◆ **TASK DIRECTIONS**:
From the entries that follow, pick out all lines holding "politie".

◆ **SOURCE RECORDS**:
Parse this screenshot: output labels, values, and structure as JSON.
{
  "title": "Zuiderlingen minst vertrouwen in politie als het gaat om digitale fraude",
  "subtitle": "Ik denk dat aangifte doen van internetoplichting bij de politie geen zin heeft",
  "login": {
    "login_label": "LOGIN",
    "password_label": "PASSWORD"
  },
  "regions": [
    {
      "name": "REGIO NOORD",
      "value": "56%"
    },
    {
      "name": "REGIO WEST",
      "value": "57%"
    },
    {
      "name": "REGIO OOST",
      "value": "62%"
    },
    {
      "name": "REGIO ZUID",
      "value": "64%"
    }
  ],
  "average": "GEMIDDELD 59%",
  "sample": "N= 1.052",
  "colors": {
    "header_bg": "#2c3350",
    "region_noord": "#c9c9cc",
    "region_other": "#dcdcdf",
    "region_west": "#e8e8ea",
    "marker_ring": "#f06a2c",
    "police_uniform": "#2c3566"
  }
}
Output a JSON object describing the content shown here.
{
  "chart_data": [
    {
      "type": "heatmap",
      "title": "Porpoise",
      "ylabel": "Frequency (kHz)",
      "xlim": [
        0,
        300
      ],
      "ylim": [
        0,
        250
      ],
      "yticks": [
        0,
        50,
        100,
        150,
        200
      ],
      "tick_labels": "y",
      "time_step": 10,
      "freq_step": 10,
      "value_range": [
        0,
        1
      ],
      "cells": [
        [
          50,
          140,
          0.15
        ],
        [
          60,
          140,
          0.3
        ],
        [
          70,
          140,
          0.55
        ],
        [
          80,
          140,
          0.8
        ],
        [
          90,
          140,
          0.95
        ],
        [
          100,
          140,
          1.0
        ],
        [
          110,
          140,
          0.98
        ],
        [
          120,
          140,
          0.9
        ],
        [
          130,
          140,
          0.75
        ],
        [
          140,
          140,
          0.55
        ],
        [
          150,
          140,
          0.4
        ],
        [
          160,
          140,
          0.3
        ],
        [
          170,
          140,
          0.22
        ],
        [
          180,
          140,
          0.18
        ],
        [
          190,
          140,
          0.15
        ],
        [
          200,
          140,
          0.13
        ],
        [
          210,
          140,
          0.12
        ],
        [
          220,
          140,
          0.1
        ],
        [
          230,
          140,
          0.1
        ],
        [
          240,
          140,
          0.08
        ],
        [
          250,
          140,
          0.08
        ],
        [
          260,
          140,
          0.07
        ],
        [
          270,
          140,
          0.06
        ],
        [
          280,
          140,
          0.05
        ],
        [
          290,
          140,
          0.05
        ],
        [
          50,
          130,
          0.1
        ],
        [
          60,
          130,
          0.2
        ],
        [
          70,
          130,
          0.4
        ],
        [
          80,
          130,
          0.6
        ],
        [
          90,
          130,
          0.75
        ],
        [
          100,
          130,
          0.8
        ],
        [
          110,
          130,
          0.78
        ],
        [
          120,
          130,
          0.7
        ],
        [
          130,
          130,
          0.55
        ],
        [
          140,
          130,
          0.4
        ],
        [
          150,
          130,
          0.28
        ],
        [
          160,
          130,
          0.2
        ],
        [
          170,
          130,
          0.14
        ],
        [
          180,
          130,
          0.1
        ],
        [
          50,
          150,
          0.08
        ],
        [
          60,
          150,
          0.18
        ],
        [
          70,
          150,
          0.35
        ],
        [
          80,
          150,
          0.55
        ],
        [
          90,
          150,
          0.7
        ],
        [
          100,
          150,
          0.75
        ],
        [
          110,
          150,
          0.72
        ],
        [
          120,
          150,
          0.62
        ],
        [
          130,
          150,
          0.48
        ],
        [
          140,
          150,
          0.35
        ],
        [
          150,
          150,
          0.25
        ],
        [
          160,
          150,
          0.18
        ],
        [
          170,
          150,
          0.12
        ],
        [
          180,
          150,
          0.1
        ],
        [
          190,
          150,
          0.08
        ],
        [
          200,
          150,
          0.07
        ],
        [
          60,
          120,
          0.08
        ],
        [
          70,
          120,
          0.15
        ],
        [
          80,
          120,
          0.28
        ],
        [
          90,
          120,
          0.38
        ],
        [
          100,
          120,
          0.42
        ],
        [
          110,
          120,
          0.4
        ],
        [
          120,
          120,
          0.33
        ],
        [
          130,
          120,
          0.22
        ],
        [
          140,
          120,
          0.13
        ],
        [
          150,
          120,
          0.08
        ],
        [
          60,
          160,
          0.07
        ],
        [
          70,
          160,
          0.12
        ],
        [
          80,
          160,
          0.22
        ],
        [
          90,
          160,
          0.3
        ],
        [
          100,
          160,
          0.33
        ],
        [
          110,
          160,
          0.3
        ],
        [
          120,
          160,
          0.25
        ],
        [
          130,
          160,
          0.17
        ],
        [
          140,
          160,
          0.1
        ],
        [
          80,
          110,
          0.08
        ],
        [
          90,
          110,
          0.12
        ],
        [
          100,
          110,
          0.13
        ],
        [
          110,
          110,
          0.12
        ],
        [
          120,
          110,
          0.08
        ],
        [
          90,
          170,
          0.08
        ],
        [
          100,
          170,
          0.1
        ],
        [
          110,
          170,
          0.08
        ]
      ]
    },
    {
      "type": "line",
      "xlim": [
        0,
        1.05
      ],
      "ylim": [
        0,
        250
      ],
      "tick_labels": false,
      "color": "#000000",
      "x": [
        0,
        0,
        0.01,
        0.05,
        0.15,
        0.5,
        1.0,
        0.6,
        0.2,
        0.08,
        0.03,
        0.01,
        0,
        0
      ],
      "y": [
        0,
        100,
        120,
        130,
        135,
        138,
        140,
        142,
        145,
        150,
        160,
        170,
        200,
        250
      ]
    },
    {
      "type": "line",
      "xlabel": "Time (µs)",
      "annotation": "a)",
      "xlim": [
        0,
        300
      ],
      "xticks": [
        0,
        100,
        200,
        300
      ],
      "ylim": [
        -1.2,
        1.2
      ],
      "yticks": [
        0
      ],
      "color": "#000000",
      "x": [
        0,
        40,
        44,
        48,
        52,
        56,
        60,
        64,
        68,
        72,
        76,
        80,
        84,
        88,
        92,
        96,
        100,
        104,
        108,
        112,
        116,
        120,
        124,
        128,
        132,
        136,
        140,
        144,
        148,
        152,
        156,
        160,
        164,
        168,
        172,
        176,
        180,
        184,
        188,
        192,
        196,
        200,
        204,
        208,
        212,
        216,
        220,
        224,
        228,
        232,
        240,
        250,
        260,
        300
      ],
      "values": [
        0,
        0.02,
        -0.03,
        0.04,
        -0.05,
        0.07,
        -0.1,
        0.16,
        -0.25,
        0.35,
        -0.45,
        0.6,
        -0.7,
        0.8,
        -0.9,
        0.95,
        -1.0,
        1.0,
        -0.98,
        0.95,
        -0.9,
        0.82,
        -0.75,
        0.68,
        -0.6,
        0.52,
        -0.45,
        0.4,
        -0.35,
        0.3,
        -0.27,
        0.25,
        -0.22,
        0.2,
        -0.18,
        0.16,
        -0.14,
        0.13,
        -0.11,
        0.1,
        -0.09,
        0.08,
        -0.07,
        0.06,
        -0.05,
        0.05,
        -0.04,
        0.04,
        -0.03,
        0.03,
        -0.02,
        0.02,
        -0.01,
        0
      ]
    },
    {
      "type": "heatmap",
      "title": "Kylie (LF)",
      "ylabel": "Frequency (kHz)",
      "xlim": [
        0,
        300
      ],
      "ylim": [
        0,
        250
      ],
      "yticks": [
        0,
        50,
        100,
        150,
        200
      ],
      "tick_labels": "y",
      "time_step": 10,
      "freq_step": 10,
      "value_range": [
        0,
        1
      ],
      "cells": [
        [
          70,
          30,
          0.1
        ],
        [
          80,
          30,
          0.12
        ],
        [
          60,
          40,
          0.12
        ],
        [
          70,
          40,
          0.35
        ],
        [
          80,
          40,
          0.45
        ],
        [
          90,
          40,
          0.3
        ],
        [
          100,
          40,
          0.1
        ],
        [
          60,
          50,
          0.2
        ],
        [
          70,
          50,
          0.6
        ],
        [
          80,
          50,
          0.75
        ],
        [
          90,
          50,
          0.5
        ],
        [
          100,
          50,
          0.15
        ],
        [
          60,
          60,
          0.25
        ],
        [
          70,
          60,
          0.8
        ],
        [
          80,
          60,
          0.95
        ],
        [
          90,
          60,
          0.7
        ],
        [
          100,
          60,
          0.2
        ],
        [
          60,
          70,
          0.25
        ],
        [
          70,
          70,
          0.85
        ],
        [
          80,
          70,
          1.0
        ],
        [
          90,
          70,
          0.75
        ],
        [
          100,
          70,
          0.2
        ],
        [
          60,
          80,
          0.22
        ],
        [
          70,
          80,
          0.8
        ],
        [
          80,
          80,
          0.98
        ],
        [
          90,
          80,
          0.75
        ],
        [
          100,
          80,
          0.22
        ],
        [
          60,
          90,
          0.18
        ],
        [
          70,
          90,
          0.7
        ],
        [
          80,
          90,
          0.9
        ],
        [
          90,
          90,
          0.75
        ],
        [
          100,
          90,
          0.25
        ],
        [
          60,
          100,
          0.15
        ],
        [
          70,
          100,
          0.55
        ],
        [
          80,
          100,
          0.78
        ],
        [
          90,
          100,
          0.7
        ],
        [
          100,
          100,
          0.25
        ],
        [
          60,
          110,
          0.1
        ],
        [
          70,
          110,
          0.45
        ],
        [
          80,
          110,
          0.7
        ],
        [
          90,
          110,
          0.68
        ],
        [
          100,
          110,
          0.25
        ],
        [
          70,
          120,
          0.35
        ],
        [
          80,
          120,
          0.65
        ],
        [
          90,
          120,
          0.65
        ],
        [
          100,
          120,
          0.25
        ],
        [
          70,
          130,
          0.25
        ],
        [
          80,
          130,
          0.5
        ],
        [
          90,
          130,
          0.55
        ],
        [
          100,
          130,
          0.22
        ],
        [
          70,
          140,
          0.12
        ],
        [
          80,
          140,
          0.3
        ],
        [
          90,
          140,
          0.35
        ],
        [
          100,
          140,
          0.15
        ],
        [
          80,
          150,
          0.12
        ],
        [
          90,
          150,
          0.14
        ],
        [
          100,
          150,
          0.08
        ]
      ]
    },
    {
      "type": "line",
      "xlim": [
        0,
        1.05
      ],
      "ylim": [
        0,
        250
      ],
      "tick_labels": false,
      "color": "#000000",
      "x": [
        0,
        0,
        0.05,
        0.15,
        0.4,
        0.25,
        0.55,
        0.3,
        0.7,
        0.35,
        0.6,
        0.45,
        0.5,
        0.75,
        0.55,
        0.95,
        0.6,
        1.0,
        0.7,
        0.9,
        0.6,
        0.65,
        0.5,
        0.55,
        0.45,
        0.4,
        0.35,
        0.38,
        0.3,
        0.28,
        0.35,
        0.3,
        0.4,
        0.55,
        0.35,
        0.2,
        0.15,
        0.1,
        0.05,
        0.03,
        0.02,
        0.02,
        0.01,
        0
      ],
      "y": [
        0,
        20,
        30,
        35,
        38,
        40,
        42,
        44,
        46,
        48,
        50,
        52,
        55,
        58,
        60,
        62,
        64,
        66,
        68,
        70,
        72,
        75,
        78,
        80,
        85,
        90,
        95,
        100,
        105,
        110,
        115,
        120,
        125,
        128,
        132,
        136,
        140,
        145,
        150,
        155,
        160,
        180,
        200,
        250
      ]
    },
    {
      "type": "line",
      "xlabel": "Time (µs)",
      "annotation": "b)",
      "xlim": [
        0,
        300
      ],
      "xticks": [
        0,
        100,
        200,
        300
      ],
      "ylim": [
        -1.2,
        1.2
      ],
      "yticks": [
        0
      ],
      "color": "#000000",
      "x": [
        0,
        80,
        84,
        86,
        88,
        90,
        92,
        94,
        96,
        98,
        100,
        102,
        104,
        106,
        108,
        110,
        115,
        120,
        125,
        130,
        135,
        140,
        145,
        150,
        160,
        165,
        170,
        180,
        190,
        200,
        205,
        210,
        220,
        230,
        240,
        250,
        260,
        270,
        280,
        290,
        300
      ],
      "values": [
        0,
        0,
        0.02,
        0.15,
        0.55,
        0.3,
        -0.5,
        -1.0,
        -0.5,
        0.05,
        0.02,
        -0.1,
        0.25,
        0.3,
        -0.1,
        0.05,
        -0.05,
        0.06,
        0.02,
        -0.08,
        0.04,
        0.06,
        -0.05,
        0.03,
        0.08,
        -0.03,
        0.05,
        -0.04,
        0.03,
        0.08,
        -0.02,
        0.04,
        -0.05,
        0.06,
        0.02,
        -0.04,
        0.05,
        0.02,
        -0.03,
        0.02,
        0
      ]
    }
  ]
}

◆ **REPLY TO THE TASK**:
  "title": "Zuiderlingen minst vertrouwen in politie als het gaat om digitale fraude",
  "subtitle": "Ik denk dat aangifte doen van internetoplichting bij de politie geen zin heeft",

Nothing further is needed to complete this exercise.